• _What is being asked_
Drop all images and give the records again exactly.

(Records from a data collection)
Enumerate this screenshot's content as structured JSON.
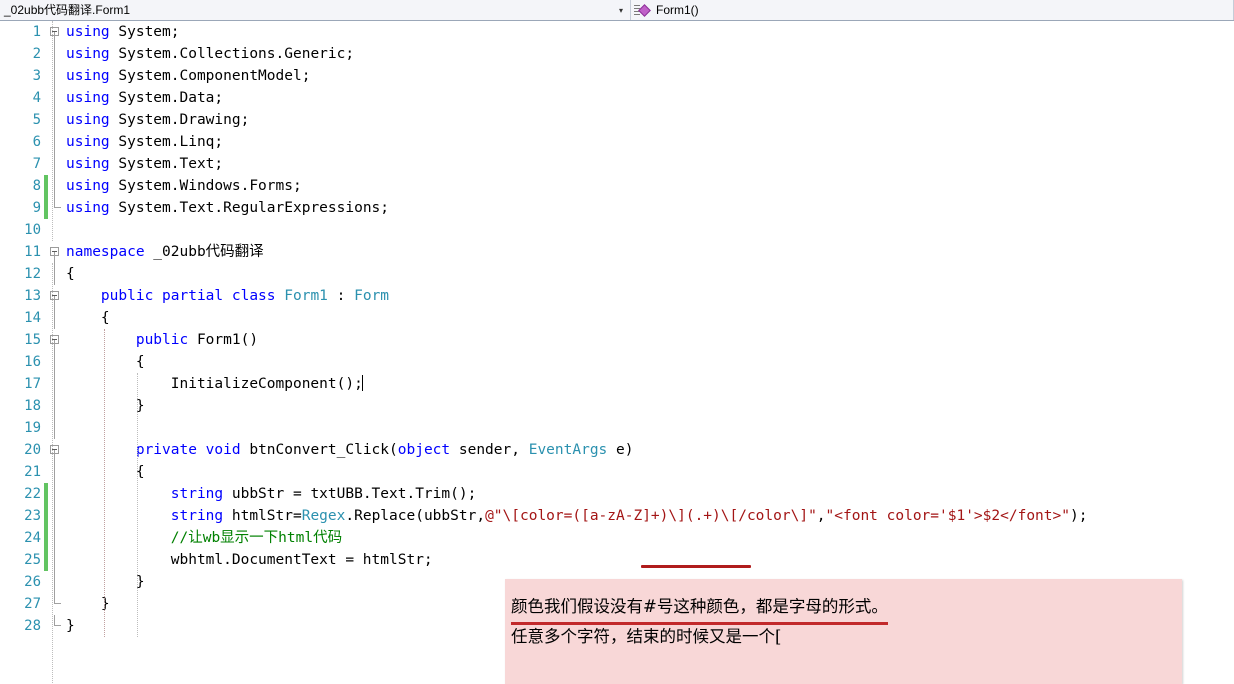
{
  "navbar": {
    "type_dropdown": {
      "value": "_02ubb代码翻译.Form1",
      "arrow": "chevron-down-icon"
    },
    "member_dropdown": {
      "value": "Form1()",
      "icon": "method-icon"
    }
  },
  "editor": {
    "lines": [
      {
        "num": "1",
        "changed": false,
        "fold": "open",
        "indent_guides": [],
        "tokens": [
          {
            "t": "using",
            "c": "kw"
          },
          {
            "t": " System;",
            "c": "plain"
          }
        ]
      },
      {
        "num": "2",
        "changed": false,
        "fold": "line",
        "indent_guides": [],
        "tokens": [
          {
            "t": "using",
            "c": "kw"
          },
          {
            "t": " System.Collections.Generic;",
            "c": "plain"
          }
        ]
      },
      {
        "num": "3",
        "changed": false,
        "fold": "line",
        "indent_guides": [],
        "tokens": [
          {
            "t": "using",
            "c": "kw"
          },
          {
            "t": " System.ComponentModel;",
            "c": "plain"
          }
        ]
      },
      {
        "num": "4",
        "changed": false,
        "fold": "line",
        "indent_guides": [],
        "tokens": [
          {
            "t": "using",
            "c": "kw"
          },
          {
            "t": " System.Data;",
            "c": "plain"
          }
        ]
      },
      {
        "num": "5",
        "changed": false,
        "fold": "line",
        "indent_guides": [],
        "tokens": [
          {
            "t": "using",
            "c": "kw"
          },
          {
            "t": " System.Drawing;",
            "c": "plain"
          }
        ]
      },
      {
        "num": "6",
        "changed": false,
        "fold": "line",
        "indent_guides": [],
        "tokens": [
          {
            "t": "using",
            "c": "kw"
          },
          {
            "t": " System.Linq;",
            "c": "plain"
          }
        ]
      },
      {
        "num": "7",
        "changed": false,
        "fold": "line",
        "indent_guides": [],
        "tokens": [
          {
            "t": "using",
            "c": "kw"
          },
          {
            "t": " System.Text;",
            "c": "plain"
          }
        ]
      },
      {
        "num": "8",
        "changed": true,
        "fold": "line",
        "indent_guides": [],
        "tokens": [
          {
            "t": "using",
            "c": "kw"
          },
          {
            "t": " System.Windows.Forms;",
            "c": "plain"
          }
        ]
      },
      {
        "num": "9",
        "changed": true,
        "fold": "endline",
        "indent_guides": [],
        "tokens": [
          {
            "t": "using",
            "c": "kw"
          },
          {
            "t": " System.Text.RegularExpressions;",
            "c": "plain"
          }
        ]
      },
      {
        "num": "10",
        "changed": false,
        "fold": "none",
        "indent_guides": [],
        "tokens": []
      },
      {
        "num": "11",
        "changed": false,
        "fold": "open",
        "indent_guides": [],
        "tokens": [
          {
            "t": "namespace",
            "c": "kw"
          },
          {
            "t": " _02ubb代码翻译",
            "c": "plain"
          }
        ]
      },
      {
        "num": "12",
        "changed": false,
        "fold": "line",
        "indent_guides": [],
        "tokens": [
          {
            "t": "{",
            "c": "plain"
          }
        ]
      },
      {
        "num": "13",
        "changed": false,
        "fold": "open2",
        "indent_guides": [],
        "tokens": [
          {
            "t": "    public partial class ",
            "c": "kw"
          },
          {
            "t": "Form1",
            "c": "type"
          },
          {
            "t": " : ",
            "c": "plain"
          },
          {
            "t": "Form",
            "c": "type"
          }
        ]
      },
      {
        "num": "14",
        "changed": false,
        "fold": "line",
        "indent_guides": [],
        "tokens": [
          {
            "t": "    {",
            "c": "plain"
          }
        ]
      },
      {
        "num": "15",
        "changed": false,
        "fold": "open2",
        "indent_guides": [],
        "tokens": [
          {
            "t": "        public",
            "c": "kw"
          },
          {
            "t": " Form1()",
            "c": "plain"
          }
        ]
      },
      {
        "num": "16",
        "changed": false,
        "fold": "line",
        "indent_guides": [],
        "tokens": [
          {
            "t": "        {",
            "c": "plain"
          }
        ]
      },
      {
        "num": "17",
        "changed": false,
        "fold": "line",
        "indent_guides": [],
        "caret": true,
        "tokens": [
          {
            "t": "            InitializeComponent();",
            "c": "plain"
          }
        ]
      },
      {
        "num": "18",
        "changed": false,
        "fold": "line",
        "indent_guides": [],
        "tokens": [
          {
            "t": "        }",
            "c": "plain"
          }
        ]
      },
      {
        "num": "19",
        "changed": false,
        "fold": "line",
        "indent_guides": [],
        "tokens": []
      },
      {
        "num": "20",
        "changed": false,
        "fold": "open2",
        "indent_guides": [],
        "tokens": [
          {
            "t": "        private void",
            "c": "kw"
          },
          {
            "t": " btnConvert_Click(",
            "c": "plain"
          },
          {
            "t": "object",
            "c": "kw"
          },
          {
            "t": " sender, ",
            "c": "plain"
          },
          {
            "t": "EventArgs",
            "c": "type"
          },
          {
            "t": " e)",
            "c": "plain"
          }
        ]
      },
      {
        "num": "21",
        "changed": false,
        "fold": "line",
        "indent_guides": [],
        "tokens": [
          {
            "t": "        {",
            "c": "plain"
          }
        ]
      },
      {
        "num": "22",
        "changed": true,
        "fold": "line",
        "indent_guides": [],
        "tokens": [
          {
            "t": "            string",
            "c": "kw"
          },
          {
            "t": " ubbStr = txtUBB.Text.Trim();",
            "c": "plain"
          }
        ]
      },
      {
        "num": "23",
        "changed": true,
        "fold": "line",
        "indent_guides": [],
        "tokens": [
          {
            "t": "            string",
            "c": "kw"
          },
          {
            "t": " htmlStr=",
            "c": "plain"
          },
          {
            "t": "Regex",
            "c": "type"
          },
          {
            "t": ".Replace(ubbStr,",
            "c": "plain"
          },
          {
            "t": "@\"\\[color=([a-zA-Z]+)\\](.+)\\[/color\\]\"",
            "c": "str"
          },
          {
            "t": ",",
            "c": "plain"
          },
          {
            "t": "\"<font color='$1'>$2</font>\"",
            "c": "str"
          },
          {
            "t": ");",
            "c": "plain"
          }
        ]
      },
      {
        "num": "24",
        "changed": true,
        "fold": "line",
        "indent_guides": [],
        "tokens": [
          {
            "t": "            //让wb显示一下html代码",
            "c": "cmt"
          }
        ]
      },
      {
        "num": "25",
        "changed": true,
        "fold": "line",
        "indent_guides": [],
        "tokens": [
          {
            "t": "            wbhtml.DocumentText = htmlStr;",
            "c": "plain"
          }
        ]
      },
      {
        "num": "26",
        "changed": false,
        "fold": "line",
        "indent_guides": [],
        "tokens": [
          {
            "t": "        }",
            "c": "plain"
          }
        ]
      },
      {
        "num": "27",
        "changed": false,
        "fold": "endline",
        "indent_guides": [],
        "tokens": [
          {
            "t": "    }",
            "c": "plain"
          }
        ]
      },
      {
        "num": "28",
        "changed": false,
        "fold": "endline",
        "indent_guides": [],
        "tokens": [
          {
            "t": "}",
            "c": "plain"
          }
        ]
      }
    ]
  },
  "annotations": {
    "regex_underline": {
      "target": "([a-zA-Z]+)",
      "color": "#b01c1c"
    },
    "note_box": {
      "background": "#f8d7d7",
      "lines": [
        {
          "text": "颜色我们假设没有#号这种颜色，都是字母的形式。",
          "underlined": true
        },
        {
          "text": "任意多个字符，结束的时候又是一个[",
          "underlined": false
        }
      ]
    }
  },
  "theme": {
    "keyword_color": "#0000ff",
    "type_color": "#2b91af",
    "string_color": "#a31515",
    "comment_color": "#008000",
    "line_number_color": "#2b91af",
    "change_saved_color": "#62c462",
    "annotation_red": "#c2292b"
  }
}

• _Solution for this exercise_
Enumerate this screenshot's content as structured JSON.
{
  "navbar": {
    "type_dropdown": {
      "value": "_02ubb代码翻译.Form1",
      "arrow": "chevron-down-icon"
    },
    "member_dropdown": {
      "value": "Form1()",
      "icon": "method-icon"
    }
  },
  "editor": {
    "lines": [
      {
        "num": "1",
        "changed": false,
        "fold": "open",
        "indent_guides": [],
        "tokens": [
          {
            "t": "using",
            "c": "kw"
          },
          {
            "t": " System;",
            "c": "plain"
          }
        ]
      },
      {
        "num": "2",
        "changed": false,
        "fold": "line",
        "indent_guides": [],
        "tokens": [
          {
            "t": "using",
            "c": "kw"
          },
          {
            "t": " System.Collections.Generic;",
            "c": "plain"
          }
        ]
      },
      {
        "num": "3",
        "changed": false,
        "fold": "line",
        "indent_guides": [],
        "tokens": [
          {
            "t": "using",
            "c": "kw"
          },
          {
            "t": " System.ComponentModel;",
            "c": "plain"
          }
        ]
      },
      {
        "num": "4",
        "changed": false,
        "fold": "line",
        "indent_guides": [],
        "tokens": [
          {
            "t": "using",
            "c": "kw"
          },
          {
            "t": " System.Data;",
            "c": "plain"
          }
        ]
      },
      {
        "num": "5",
        "changed": false,
        "fold": "line",
        "indent_guides": [],
        "tokens": [
          {
            "t": "using",
            "c": "kw"
          },
          {
            "t": " System.Drawing;",
            "c": "plain"
          }
        ]
      },
      {
        "num": "6",
        "changed": false,
        "fold": "line",
        "indent_guides": [],
        "tokens": [
          {
            "t": "using",
            "c": "kw"
          },
          {
            "t": " System.Linq;",
            "c": "plain"
          }
        ]
      },
      {
        "num": "7",
        "changed": false,
        "fold": "line",
        "indent_guides": [],
        "tokens": [
          {
            "t": "using",
            "c": "kw"
          },
          {
            "t": " System.Text;",
            "c": "plain"
          }
        ]
      },
      {
        "num": "8",
        "changed": true,
        "fold": "line",
        "indent_guides": [],
        "tokens": [
          {
            "t": "using",
            "c": "kw"
          },
          {
            "t": " System.Windows.Forms;",
            "c": "plain"
          }
        ]
      },
      {
        "num": "9",
        "changed": true,
        "fold": "endline",
        "indent_guides": [],
        "tokens": [
          {
            "t": "using",
            "c": "kw"
          },
          {
            "t": " System.Text.RegularExpressions;",
            "c": "plain"
          }
        ]
      },
      {
        "num": "10",
        "changed": false,
        "fold": "none",
        "indent_guides": [],
        "tokens": []
      },
      {
        "num": "11",
        "changed": false,
        "fold": "open",
        "indent_guides": [],
        "tokens": [
          {
            "t": "namespace",
            "c": "kw"
          },
          {
            "t": " _02ubb代码翻译",
            "c": "plain"
          }
        ]
      },
      {
        "num": "12",
        "changed": false,
        "fold": "line",
        "indent_guides": [],
        "tokens": [
          {
            "t": "{",
            "c": "plain"
          }
        ]
      },
      {
        "num": "13",
        "changed": false,
        "fold": "open2",
        "indent_guides": [],
        "tokens": [
          {
            "t": "    public partial class ",
            "c": "kw"
          },
          {
            "t": "Form1",
            "c": "type"
          },
          {
            "t": " : ",
            "c": "plain"
          },
          {
            "t": "Form",
            "c": "type"
          }
        ]
      },
      {
        "num": "14",
        "changed": false,
        "fold": "line",
        "indent_guides": [],
        "tokens": [
          {
            "t": "    {",
            "c": "plain"
          }
        ]
      },
      {
        "num": "15",
        "changed": false,
        "fold": "open2",
        "indent_guides": [],
        "tokens": [
          {
            "t": "        public",
            "c": "kw"
          },
          {
            "t": " Form1()",
            "c": "plain"
          }
        ]
      },
      {
        "num": "16",
        "changed": false,
        "fold": "line",
        "indent_guides": [],
        "tokens": [
          {
            "t": "        {",
            "c": "plain"
          }
        ]
      },
      {
        "num": "17",
        "changed": false,
        "fold": "line",
        "indent_guides": [],
        "caret": true,
        "tokens": [
          {
            "t": "            InitializeComponent();",
            "c": "plain"
          }
        ]
      },
      {
        "num": "18",
        "changed": false,
        "fold": "line",
        "indent_guides": [],
        "tokens": [
          {
            "t": "        }",
            "c": "plain"
          }
        ]
      },
      {
        "num": "19",
        "changed": false,
        "fold": "line",
        "indent_guides": [],
        "tokens": []
      },
      {
        "num": "20",
        "changed": false,
        "fold": "open2",
        "indent_guides": [],
        "tokens": [
          {
            "t": "        private void",
            "c": "kw"
          },
          {
            "t": " btnConvert_Click(",
            "c": "plain"
          },
          {
            "t": "object",
            "c": "kw"
          },
          {
            "t": " sender, ",
            "c": "plain"
          },
          {
            "t": "EventArgs",
            "c": "type"
          },
          {
            "t": " e)",
            "c": "plain"
          }
        ]
      },
      {
        "num": "21",
        "changed": false,
        "fold": "line",
        "indent_guides": [],
        "tokens": [
          {
            "t": "        {",
            "c": "plain"
          }
        ]
      },
      {
        "num": "22",
        "changed": true,
        "fold": "line",
        "indent_guides": [],
        "tokens": [
          {
            "t": "            string",
            "c": "kw"
          },
          {
            "t": " ubbStr = txtUBB.Text.Trim();",
            "c": "plain"
          }
        ]
      },
      {
        "num": "23",
        "changed": true,
        "fold": "line",
        "indent_guides": [],
        "tokens": [
          {
            "t": "            string",
            "c": "kw"
          },
          {
            "t": " htmlStr=",
            "c": "plain"
          },
          {
            "t": "Regex",
            "c": "type"
          },
          {
            "t": ".Replace(ubbStr,",
            "c": "plain"
          },
          {
            "t": "@\"\\[color=([a-zA-Z]+)\\](.+)\\[/color\\]\"",
            "c": "str"
          },
          {
            "t": ",",
            "c": "plain"
          },
          {
            "t": "\"<font color='$1'>$2</font>\"",
            "c": "str"
          },
          {
            "t": ");",
            "c": "plain"
          }
        ]
      },
      {
        "num": "24",
        "changed": true,
        "fold": "line",
        "indent_guides": [],
        "tokens": [
          {
            "t": "            //让wb显示一下html代码",
            "c": "cmt"
          }
        ]
      },
      {
        "num": "25",
        "changed": true,
        "fold": "line",
        "indent_guides": [],
        "tokens": [
          {
            "t": "            wbhtml.DocumentText = htmlStr;",
            "c": "plain"
          }
        ]
      },
      {
        "num": "26",
        "changed": false,
        "fold": "line",
        "indent_guides": [],
        "tokens": [
          {
            "t": "        }",
            "c": "plain"
          }
        ]
      },
      {
        "num": "27",
        "changed": false,
        "fold": "endline",
        "indent_guides": [],
        "tokens": [
          {
            "t": "    }",
            "c": "plain"
          }
        ]
      },
      {
        "num": "28",
        "changed": false,
        "fold": "endline",
        "indent_guides": [],
        "tokens": [
          {
            "t": "}",
            "c": "plain"
          }
        ]
      }
    ]
  },
  "annotations": {
    "regex_underline": {
      "target": "([a-zA-Z]+)",
      "color": "#b01c1c"
    },
    "note_box": {
      "background": "#f8d7d7",
      "lines": [
        {
          "text": "颜色我们假设没有#号这种颜色，都是字母的形式。",
          "underlined": true
        },
        {
          "text": "任意多个字符，结束的时候又是一个[",
          "underlined": false
        }
      ]
    }
  },
  "theme": {
    "keyword_color": "#0000ff",
    "type_color": "#2b91af",
    "string_color": "#a31515",
    "comment_color": "#008000",
    "line_number_color": "#2b91af",
    "change_saved_color": "#62c462",
    "annotation_red": "#c2292b"
  }
}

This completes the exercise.